Start of SUPPLIED MATERIAL
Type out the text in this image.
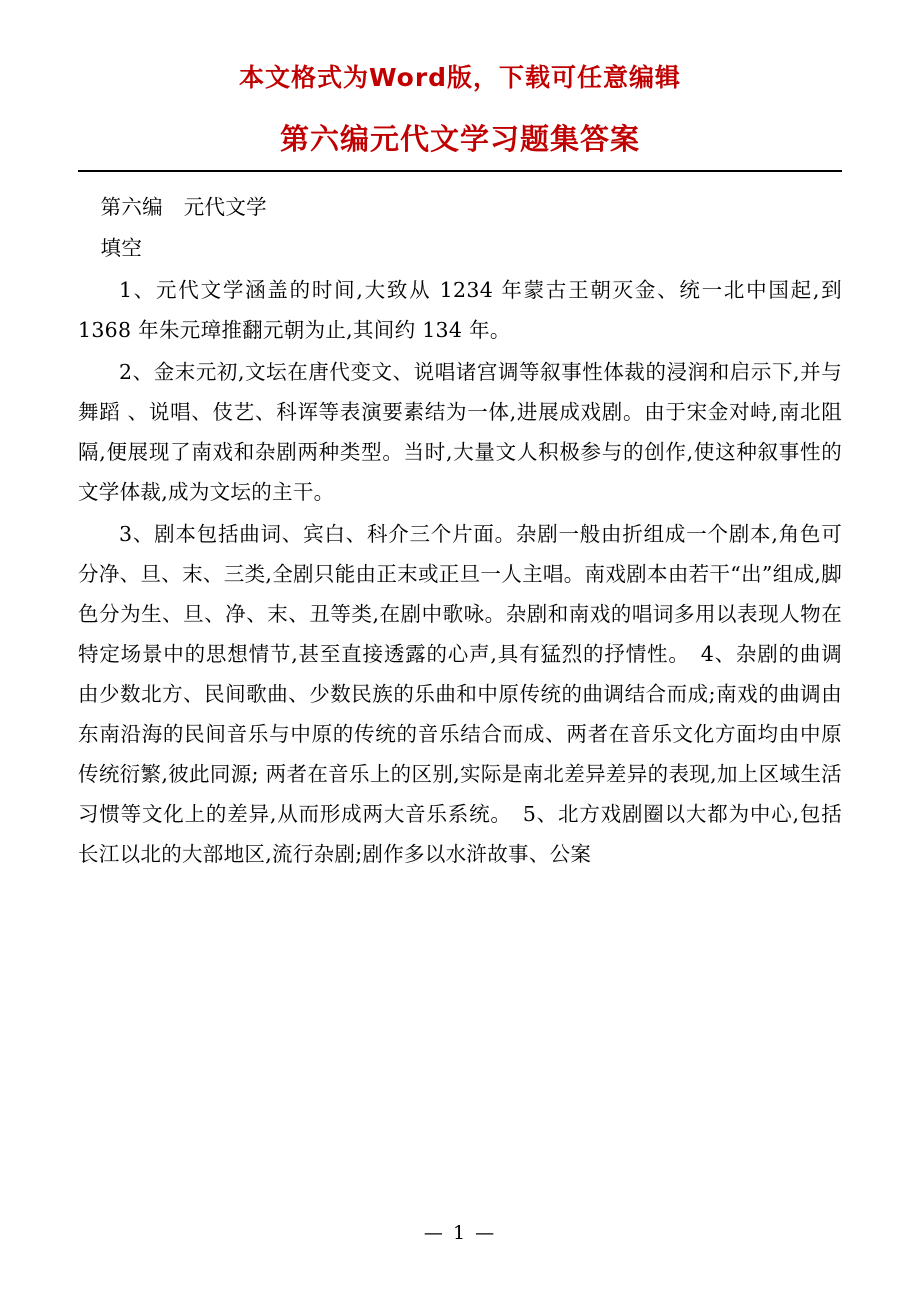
本文格式为Word版，下载可任意编辑
第六编元代文学习题集答案

第六编　元代文学

填空

1、元代文学涵盖的时间,大致从 1234 年蒙古王朝灭金、统一北中国起,到 1368 年朱元璋推翻元朝为止,其间约 134 年。

2、金末元初,文坛在唐代变文、说唱诸宫调等叙事性体裁的浸润和启示下,并与舞蹈 、说唱、伎艺、科诨等表演要素结为一体,进展成戏剧。由于宋金对峙,南北阻隔,便展现了南戏和杂剧两种类型。当时,大量文人积极参与的创作,使这种叙事性的文学体裁,成为文坛的主干。

3、剧本包括曲词、宾白、科介三个片面。杂剧一般由折组成一个剧本,角色可分净、旦、末、三类,全剧只能由正末或正旦一人主唱。南戏剧本由若干“出”组成,脚色分为生、旦、净、末、丑等类,在剧中歌咏。杂剧和南戏的唱词多用以表现人物在特定场景中的思想情节,甚至直接透露的心声,具有猛烈的抒情性。　4、杂剧的曲调由少数北方、民间歌曲、少数民族的乐曲和中原传统的曲调结合而成;南戏的曲调由东南沿海的民间音乐与中原的传统的音乐结合而成、两者在音乐文化方面均由中原传统衍繁,彼此同源; 两者在音乐上的区别,实际是南北差异差异的表现,加上区域生活习惯等文化上的差异,从而形成两大音乐系统。　5、北方戏剧圈以大都为中心,包括长江以北的大部地区,流行杂剧;剧作多以水浒故事、公案

— 1 —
End of SUPPLIED MATERIAL
# SHORT TASK
Exclude the pictures. Write out the remaining data exactly.

# REPLY TO THE TASK
Type out the text in this image.
本文格式为Word版，下载可任意编辑
第六编元代文学习题集答案

第六编　元代文学

填空

1、元代文学涵盖的时间,大致从 1234 年蒙古王朝灭金、统一北中国起,到 1368 年朱元璋推翻元朝为止,其间约 134 年。

2、金末元初,文坛在唐代变文、说唱诸宫调等叙事性体裁的浸润和启示下,并与舞蹈 、说唱、伎艺、科诨等表演要素结为一体,进展成戏剧。由于宋金对峙,南北阻隔,便展现了南戏和杂剧两种类型。当时,大量文人积极参与的创作,使这种叙事性的文学体裁,成为文坛的主干。

3、剧本包括曲词、宾白、科介三个片面。杂剧一般由折组成一个剧本,角色可分净、旦、末、三类,全剧只能由正末或正旦一人主唱。南戏剧本由若干“出”组成,脚色分为生、旦、净、末、丑等类,在剧中歌咏。杂剧和南戏的唱词多用以表现人物在特定场景中的思想情节,甚至直接透露的心声,具有猛烈的抒情性。　4、杂剧的曲调由少数北方、民间歌曲、少数民族的乐曲和中原传统的曲调结合而成;南戏的曲调由东南沿海的民间音乐与中原的传统的音乐结合而成、两者在音乐文化方面均由中原传统衍繁,彼此同源; 两者在音乐上的区别,实际是南北差异差异的表现,加上区域生活习惯等文化上的差异,从而形成两大音乐系统。　5、北方戏剧圈以大都为中心,包括长江以北的大部地区,流行杂剧;剧作多以水浒故事、公案

— 1 —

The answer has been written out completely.